- **Task**
Give the entries back exactly, dropping each image.

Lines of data
──────────

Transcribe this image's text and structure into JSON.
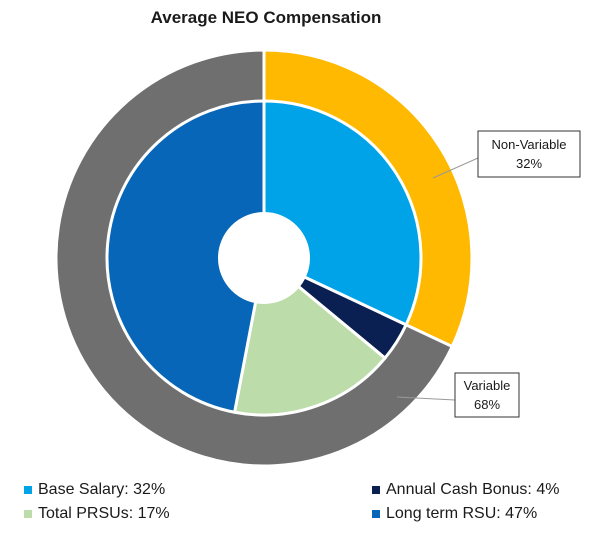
{
  "chart_data": {
    "type": "pie",
    "title": "Average NEO Compensation",
    "inner_ring": {
      "slices": [
        {
          "label": "Base Salary",
          "value": 32,
          "color": "#00A3E8"
        },
        {
          "label": "Annual Cash Bonus",
          "value": 4,
          "color": "#0B2052"
        },
        {
          "label": "Total PRSUs",
          "value": 17,
          "color": "#BCDCAA"
        },
        {
          "label": "Long term RSU",
          "value": 47,
          "color": "#0766B8"
        }
      ]
    },
    "outer_ring": {
      "slices": [
        {
          "label": "Non-Variable",
          "value": 32,
          "color": "#FFB900"
        },
        {
          "label": "Variable",
          "value": 68,
          "color": "#6F6F6F"
        }
      ]
    },
    "callouts": [
      {
        "line1": "Non-Variable",
        "line2": "32%"
      },
      {
        "line1": "Variable",
        "line2": "68%"
      }
    ],
    "legend": [
      {
        "text": "Base Salary: 32%",
        "color": "#00A3E8"
      },
      {
        "text": "Annual Cash Bonus: 4%",
        "color": "#0B2052"
      },
      {
        "text": "Total PRSUs: 17%",
        "color": "#BCDCAA"
      },
      {
        "text": "Long term RSU: 47%",
        "color": "#0766B8"
      }
    ]
  }
}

──────────

- **Exercise solution**
Transcribe this image's text and structure into JSON.
{
  "chart_data": {
    "type": "pie",
    "title": "Average NEO Compensation",
    "inner_ring": {
      "slices": [
        {
          "label": "Base Salary",
          "value": 32,
          "color": "#00A3E8"
        },
        {
          "label": "Annual Cash Bonus",
          "value": 4,
          "color": "#0B2052"
        },
        {
          "label": "Total PRSUs",
          "value": 17,
          "color": "#BCDCAA"
        },
        {
          "label": "Long term RSU",
          "value": 47,
          "color": "#0766B8"
        }
      ]
    },
    "outer_ring": {
      "slices": [
        {
          "label": "Non-Variable",
          "value": 32,
          "color": "#FFB900"
        },
        {
          "label": "Variable",
          "value": 68,
          "color": "#6F6F6F"
        }
      ]
    },
    "callouts": [
      {
        "line1": "Non-Variable",
        "line2": "32%"
      },
      {
        "line1": "Variable",
        "line2": "68%"
      }
    ],
    "legend": [
      {
        "text": "Base Salary: 32%",
        "color": "#00A3E8"
      },
      {
        "text": "Annual Cash Bonus: 4%",
        "color": "#0B2052"
      },
      {
        "text": "Total PRSUs: 17%",
        "color": "#BCDCAA"
      },
      {
        "text": "Long term RSU: 47%",
        "color": "#0766B8"
      }
    ]
  }
}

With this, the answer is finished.